— START DOCUMENT SECTION —

Friday, September 28, 2012

Sephardic Jews and the Nissan

 Carrer Jueus,
Castelló d’Empúries
It was my own stupid fault.  I knew better and had thought of it many times.  Lazy, that’s me.  Ever since I first came up here to look for an apartment, I have parked the car more or less in the same place, somewhere near a supermarket, just at the entrance to town and about a ten minute walk from where I now live.  It’s a good place to park:  there is no posted time limit (although my mason/handyman Josep assures me that they do tow cars away from time to time, when the spirit moves them, posted limit or no), I can easily check on it two or three times a week when I go to that way to buy groceries, and this last spot I found was so near the major road that I had less worry about theft or vandalism than when it’s parked way in back.  So I didn’t want to start it up and drive it and lose that premium spot.  Unfortunately, after sitting in that premium spot for two months, the battery died.

Back in mid-July I had driven to nearby Peralada to see what the village and the famous castle looked like.  That was the last time I drove the car.  Since then I’ve gone on two outings, but both were to France and by train.  It’s rare that I need the car for my errands which is one of the great joys of living in a European city and one of the things I disliked the most about where I used to live, where you need a car to do anything.

I went to use the car on a recent Sunday, thinking I would go to Castelló d’Empúries, a very pretty village that I visited soon after I moved here.  This time I would go to attend their 22nd annual Festival of Troubadours, dedicated this year to Temps de Sefarad.  Maybe there would be some bagels. 

Some Catalans seem to take an active interest in the Jewish community that once lived here before it was thrown out in 1492.  Those Jews were a colorful blend of Middle East and Europe, a blend that can be heard in their lovely music.  There is really very little that remains in Catalunya of that community.  But many towns take pride (or an interest) in at least identifying the former Jewish neighborhoods and some of the streets where Jews once lived.  Perhaps a case of absence making the heart grow fonder.  Or a way to attract tourists.

— END DOCUMENT SECTION —
— START SUPPLIED ENTRIES —

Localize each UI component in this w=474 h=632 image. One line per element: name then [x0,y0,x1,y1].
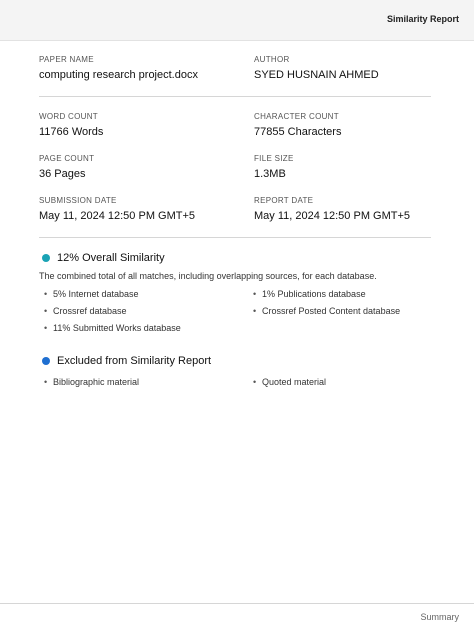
footer-divider [0,603,474,604]
page-count-label: PAGE COUNT [39,154,95,163]
word-count-label: WORD COUNT [39,112,98,121]
submission-date-label: SUBMISSION DATE [39,196,117,205]
paper-name-value: computing research project.docx [39,69,198,81]
similarity-description: The combined total of all matches, including overlapping sources, for each database. [39,271,377,281]
similarity-heading [42,252,165,264]
report-date-label: REPORT DATE [254,196,314,205]
excluded-title: Excluded from Similarity Report [57,355,212,367]
similarity-dot-icon [42,254,50,262]
report-date-value: May 11, 2024 12:50 PM GMT+5 [254,210,411,222]
excluded-dot-icon [42,357,50,365]
author-value: SYED HUSNAIN AHMED [254,69,379,81]
similarity-item: • 11% Submitted Works database [44,323,181,333]
excluded-item: • Bibliographic material [44,377,139,387]
paper-name-label: PAPER NAME [39,55,94,64]
file-size-label: FILE SIZE [254,154,294,163]
file-size-value: 1.3MB [254,168,286,180]
submission-date-value: May 11, 2024 12:50 PM GMT+5 [39,210,196,222]
excluded-heading [42,355,211,367]
footer-summary-label: Summary [420,612,459,622]
report-header [0,0,474,41]
author-label: AUTHOR [254,55,290,64]
divider-middle [39,237,431,238]
similarity-item: • 5% Internet database [44,289,139,299]
similarity-item: • Crossref database [44,306,127,316]
similarity-item: • 1% Publications database [253,289,366,299]
character-count-value: 77855 Characters [254,126,342,138]
page-count-value: 36 Pages [39,168,86,180]
word-count-value: 11766 Words [39,126,104,138]
divider-top [39,96,431,97]
report-title: Similarity Report [386,14,459,24]
excluded-item: • Quoted material [253,377,326,387]
similarity-item: • Crossref Posted Content database [253,306,400,316]
character-count-label: CHARACTER COUNT [254,112,339,121]
similarity-title: 12% Overall Similarity [57,252,165,264]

— END SUPPLIED ENTRIES —

GOALS:
A. Output the passage of the blog post about Sephardic Jews from "Some Catalans seem" to "to attract tourists.", copied word for word.
B. Go on with the blog post about Sephardic Jews and the Nissan, picking up after its final sentence.
These entries were taken from a separate source.

THE REPLIES:
A.
Some Catalans seem to take an active interest in the Jewish community that once lived here before it was thrown out in 1492.  Those Jews were a colorful blend of Middle East and Europe, a blend that can be heard in their lovely music.  There is really very little that remains in Catalunya of that community.  But many towns take pride (or an interest) in at least identifying the former Jewish neighborhoods and some of the streets where Jews once lived.  Perhaps a case of absence making the heart grow fonder.  Or a way to attract tourists.

B.
Plaque in  Castelló d’Empúries
where the medieval synagogue used to be
Tortosa has identified their former Ghetto (called a call in Catalan), as has Barcelona and Girona and Castelló d’Empúries, among others.  In Barcelona, you can visit a small museum on the ground floor of an old building on the site where the main synagogue was once located.  In Castelló d’Empúries, as in most other towns, there are only plaques.  Girona was home to one of the most important centers of Jewish mysticism, the study of Cabbala, with Rabbi Moises ben Nahman, also known as Nahmanides as its leader.  This intellectual center made Girona possibly the most important Jewish community on the Iberian Peninsula at that time.  Girona’s Jewish museum, more substantial than the one in Barcelona, is located in the former call. 

Outside the museum but within the former call, you can find, in some of the surrounding buildings, a small indentation in the portal of some of the houses where a mezuzah once hung.  It gave me goose bumps being there when I visited a few years ago, and seeing those indentations, still there in the same doorways to the same buildings that had been hurriedly vacated more than 500 years ago.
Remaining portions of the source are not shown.